> [Provided data]:

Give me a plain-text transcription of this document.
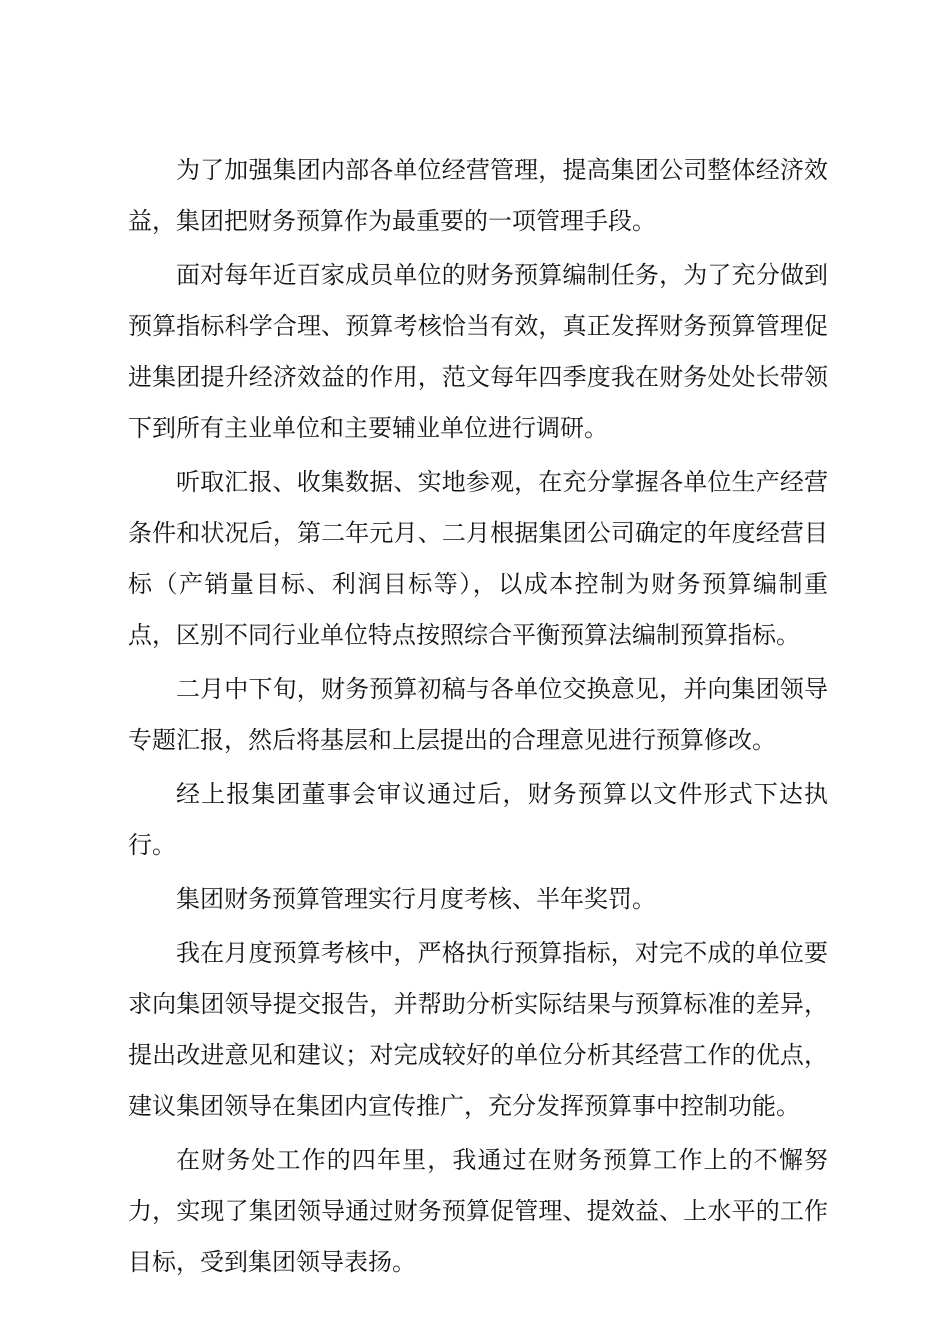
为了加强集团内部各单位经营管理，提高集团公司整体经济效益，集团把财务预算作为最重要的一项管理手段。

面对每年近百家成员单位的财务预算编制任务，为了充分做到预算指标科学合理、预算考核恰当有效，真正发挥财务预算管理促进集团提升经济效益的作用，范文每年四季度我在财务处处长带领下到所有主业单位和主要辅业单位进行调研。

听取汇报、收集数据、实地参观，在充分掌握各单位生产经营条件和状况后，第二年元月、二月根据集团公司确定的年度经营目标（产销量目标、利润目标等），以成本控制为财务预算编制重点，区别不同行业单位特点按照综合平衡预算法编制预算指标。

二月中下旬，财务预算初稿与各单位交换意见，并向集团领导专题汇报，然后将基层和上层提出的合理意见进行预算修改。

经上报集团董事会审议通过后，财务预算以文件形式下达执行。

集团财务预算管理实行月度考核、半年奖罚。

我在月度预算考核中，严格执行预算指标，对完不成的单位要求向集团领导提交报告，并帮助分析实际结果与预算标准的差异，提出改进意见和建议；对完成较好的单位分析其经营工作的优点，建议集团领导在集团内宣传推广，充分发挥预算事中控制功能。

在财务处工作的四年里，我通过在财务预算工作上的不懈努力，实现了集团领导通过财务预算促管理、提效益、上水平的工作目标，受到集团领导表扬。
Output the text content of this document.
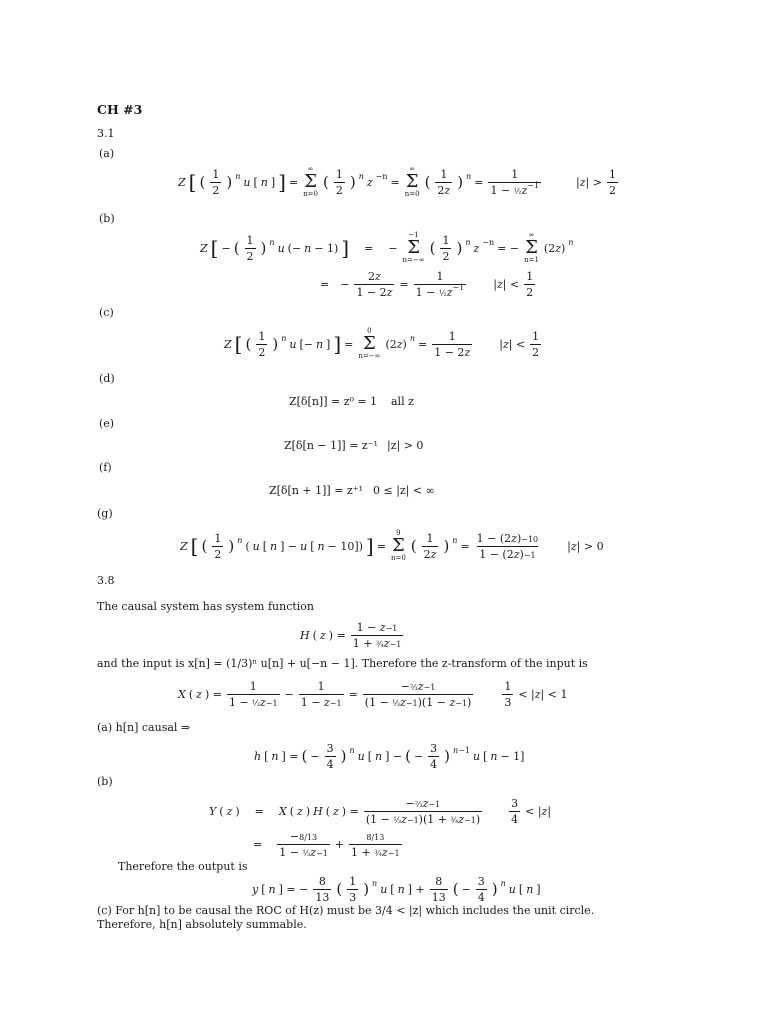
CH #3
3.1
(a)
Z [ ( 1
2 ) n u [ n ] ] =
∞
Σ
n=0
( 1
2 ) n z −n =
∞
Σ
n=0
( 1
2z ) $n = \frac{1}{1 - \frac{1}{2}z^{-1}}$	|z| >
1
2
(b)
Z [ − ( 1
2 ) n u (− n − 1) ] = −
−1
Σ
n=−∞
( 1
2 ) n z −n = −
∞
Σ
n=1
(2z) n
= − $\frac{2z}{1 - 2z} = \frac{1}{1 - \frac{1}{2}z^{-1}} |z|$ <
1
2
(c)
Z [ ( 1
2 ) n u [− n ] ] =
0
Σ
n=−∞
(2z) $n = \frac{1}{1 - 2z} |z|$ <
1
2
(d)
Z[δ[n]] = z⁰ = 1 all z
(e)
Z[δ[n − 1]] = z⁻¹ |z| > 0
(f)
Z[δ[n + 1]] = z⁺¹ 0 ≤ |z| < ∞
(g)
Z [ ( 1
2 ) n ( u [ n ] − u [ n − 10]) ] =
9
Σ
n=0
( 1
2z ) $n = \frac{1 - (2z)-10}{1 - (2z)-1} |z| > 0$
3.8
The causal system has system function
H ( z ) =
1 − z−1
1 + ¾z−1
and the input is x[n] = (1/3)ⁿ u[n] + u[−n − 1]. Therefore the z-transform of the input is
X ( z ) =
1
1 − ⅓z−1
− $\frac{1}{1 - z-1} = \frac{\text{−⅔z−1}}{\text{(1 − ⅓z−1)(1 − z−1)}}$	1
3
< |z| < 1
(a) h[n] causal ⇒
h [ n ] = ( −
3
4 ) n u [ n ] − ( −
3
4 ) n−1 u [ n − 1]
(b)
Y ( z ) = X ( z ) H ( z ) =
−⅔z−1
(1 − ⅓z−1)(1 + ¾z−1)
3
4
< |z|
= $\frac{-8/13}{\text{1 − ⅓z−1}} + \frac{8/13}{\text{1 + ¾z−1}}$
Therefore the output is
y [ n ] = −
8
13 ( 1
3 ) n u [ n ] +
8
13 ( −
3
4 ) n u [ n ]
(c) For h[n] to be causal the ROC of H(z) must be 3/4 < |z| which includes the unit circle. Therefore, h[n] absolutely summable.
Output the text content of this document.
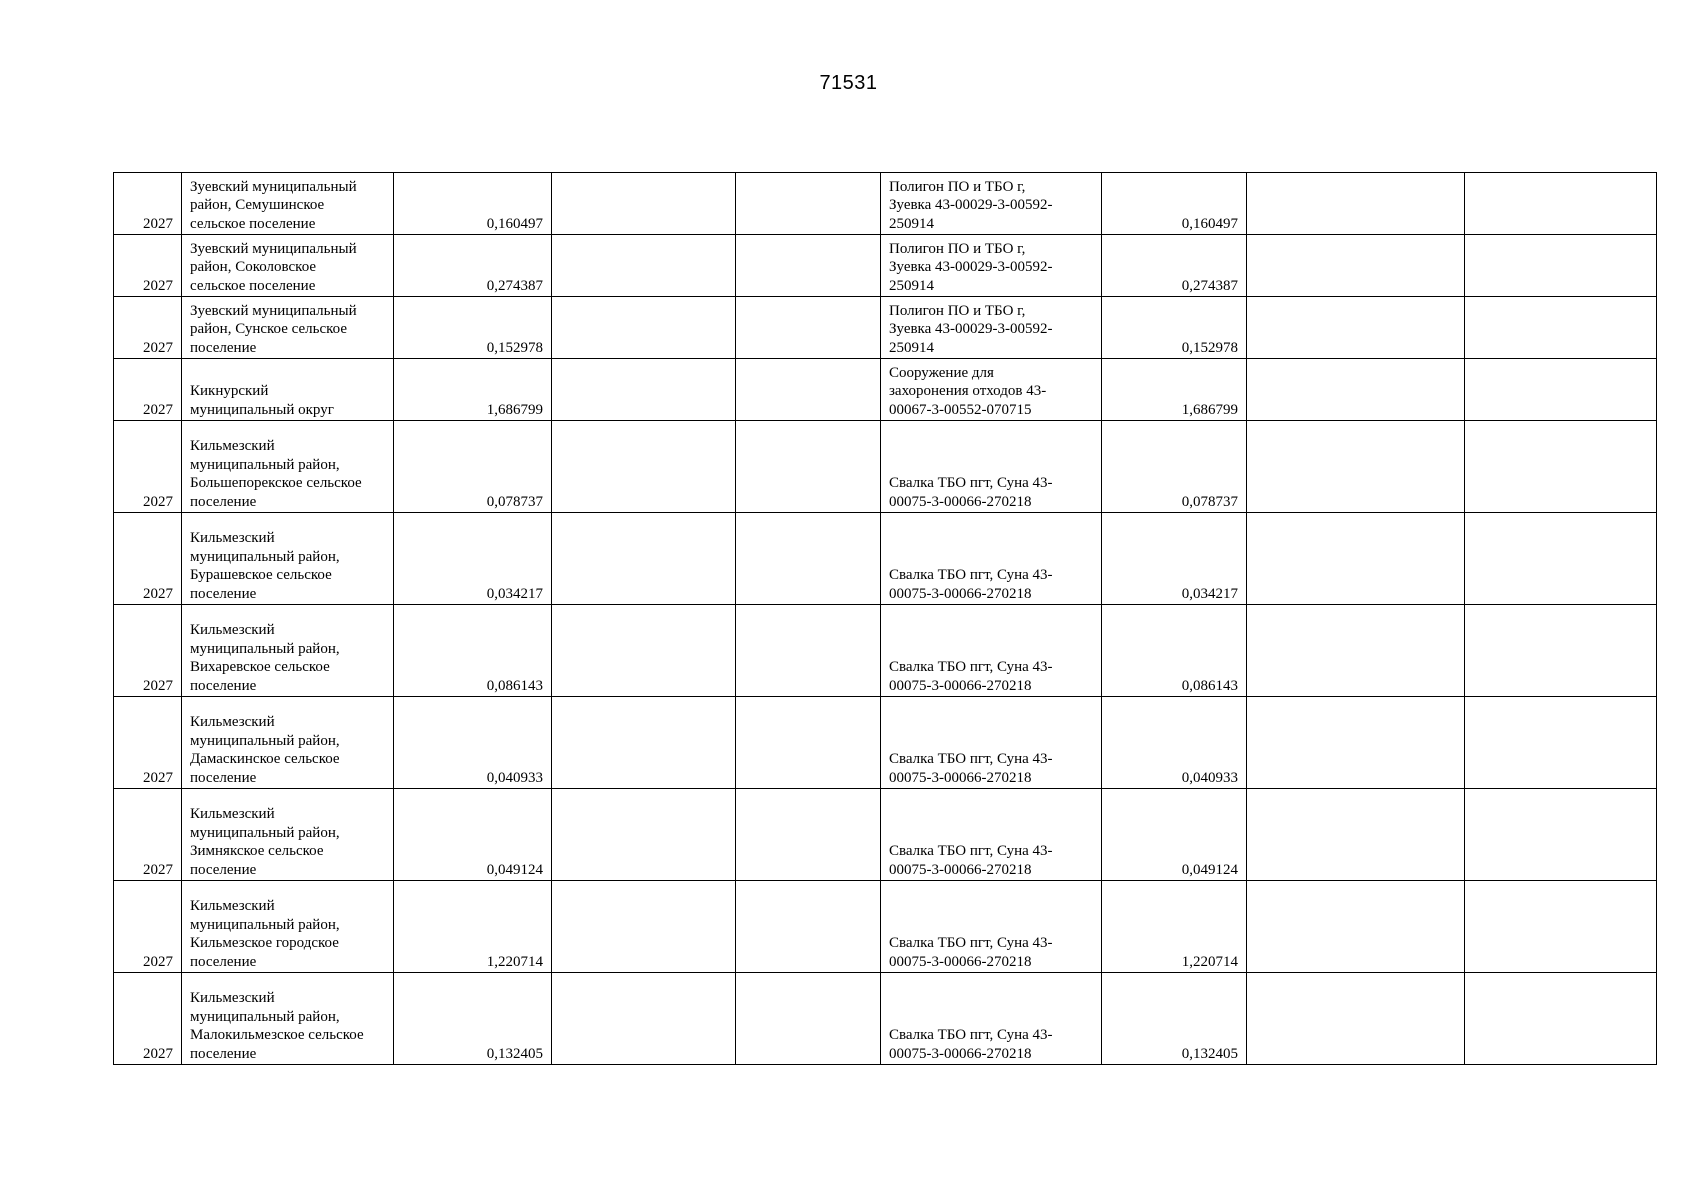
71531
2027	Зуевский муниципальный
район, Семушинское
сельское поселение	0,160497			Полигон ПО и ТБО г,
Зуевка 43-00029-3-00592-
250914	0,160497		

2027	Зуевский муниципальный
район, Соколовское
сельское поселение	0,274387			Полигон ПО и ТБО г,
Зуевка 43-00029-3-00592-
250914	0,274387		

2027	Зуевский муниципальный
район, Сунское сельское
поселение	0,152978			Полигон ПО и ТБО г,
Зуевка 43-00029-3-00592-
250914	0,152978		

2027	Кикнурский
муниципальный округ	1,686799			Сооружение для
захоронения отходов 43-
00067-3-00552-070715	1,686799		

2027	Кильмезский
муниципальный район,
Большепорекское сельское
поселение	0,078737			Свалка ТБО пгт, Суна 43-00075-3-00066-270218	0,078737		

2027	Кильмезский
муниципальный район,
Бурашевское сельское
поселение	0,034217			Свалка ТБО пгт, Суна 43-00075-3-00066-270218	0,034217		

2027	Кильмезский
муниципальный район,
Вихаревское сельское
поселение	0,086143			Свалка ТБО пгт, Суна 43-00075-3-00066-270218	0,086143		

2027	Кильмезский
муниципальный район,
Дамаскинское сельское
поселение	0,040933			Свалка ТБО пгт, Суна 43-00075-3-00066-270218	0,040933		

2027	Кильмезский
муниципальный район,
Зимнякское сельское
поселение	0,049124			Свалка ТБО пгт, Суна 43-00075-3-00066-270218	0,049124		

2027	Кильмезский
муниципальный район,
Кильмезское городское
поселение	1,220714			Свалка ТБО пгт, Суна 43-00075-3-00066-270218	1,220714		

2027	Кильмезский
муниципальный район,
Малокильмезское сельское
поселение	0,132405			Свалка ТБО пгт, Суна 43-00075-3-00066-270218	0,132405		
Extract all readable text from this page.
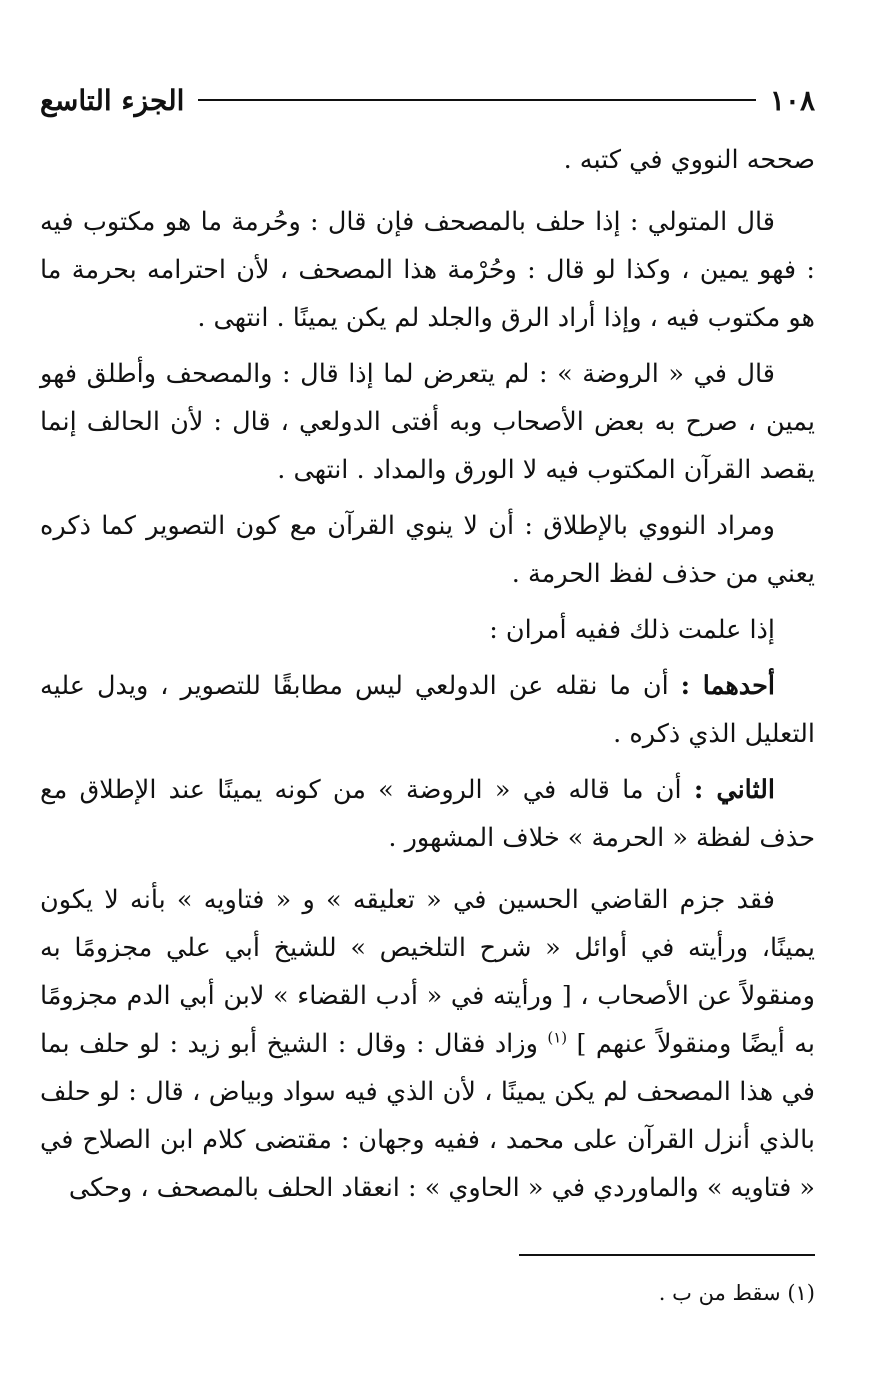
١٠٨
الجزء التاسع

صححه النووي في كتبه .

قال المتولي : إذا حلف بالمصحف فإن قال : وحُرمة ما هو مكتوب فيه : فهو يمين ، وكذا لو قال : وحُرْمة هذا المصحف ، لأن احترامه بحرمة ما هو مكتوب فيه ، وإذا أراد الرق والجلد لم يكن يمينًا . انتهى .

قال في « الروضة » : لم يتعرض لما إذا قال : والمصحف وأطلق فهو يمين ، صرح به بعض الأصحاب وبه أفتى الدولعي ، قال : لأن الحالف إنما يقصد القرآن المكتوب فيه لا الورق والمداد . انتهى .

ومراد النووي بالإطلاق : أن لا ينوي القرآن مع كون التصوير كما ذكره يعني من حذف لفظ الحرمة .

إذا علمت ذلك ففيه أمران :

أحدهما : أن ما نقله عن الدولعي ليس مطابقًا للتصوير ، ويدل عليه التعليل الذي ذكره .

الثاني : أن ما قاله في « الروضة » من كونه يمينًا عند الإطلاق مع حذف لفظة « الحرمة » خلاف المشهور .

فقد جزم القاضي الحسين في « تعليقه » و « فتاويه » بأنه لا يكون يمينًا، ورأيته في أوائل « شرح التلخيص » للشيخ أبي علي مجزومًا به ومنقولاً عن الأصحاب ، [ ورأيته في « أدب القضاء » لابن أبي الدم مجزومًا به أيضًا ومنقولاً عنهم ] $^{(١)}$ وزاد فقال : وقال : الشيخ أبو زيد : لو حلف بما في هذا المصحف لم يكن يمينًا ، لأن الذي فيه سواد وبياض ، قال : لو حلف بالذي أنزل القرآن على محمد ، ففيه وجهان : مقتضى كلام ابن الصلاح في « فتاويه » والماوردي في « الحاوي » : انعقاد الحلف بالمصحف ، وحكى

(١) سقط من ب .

> [What to produce]:
Return all lines containing the word "this".

> [Completed exercise]:
Give me a plain-text transcription of this document.
Output the text content of this document.
Output the text content of this document.
Extract all readable text from this page.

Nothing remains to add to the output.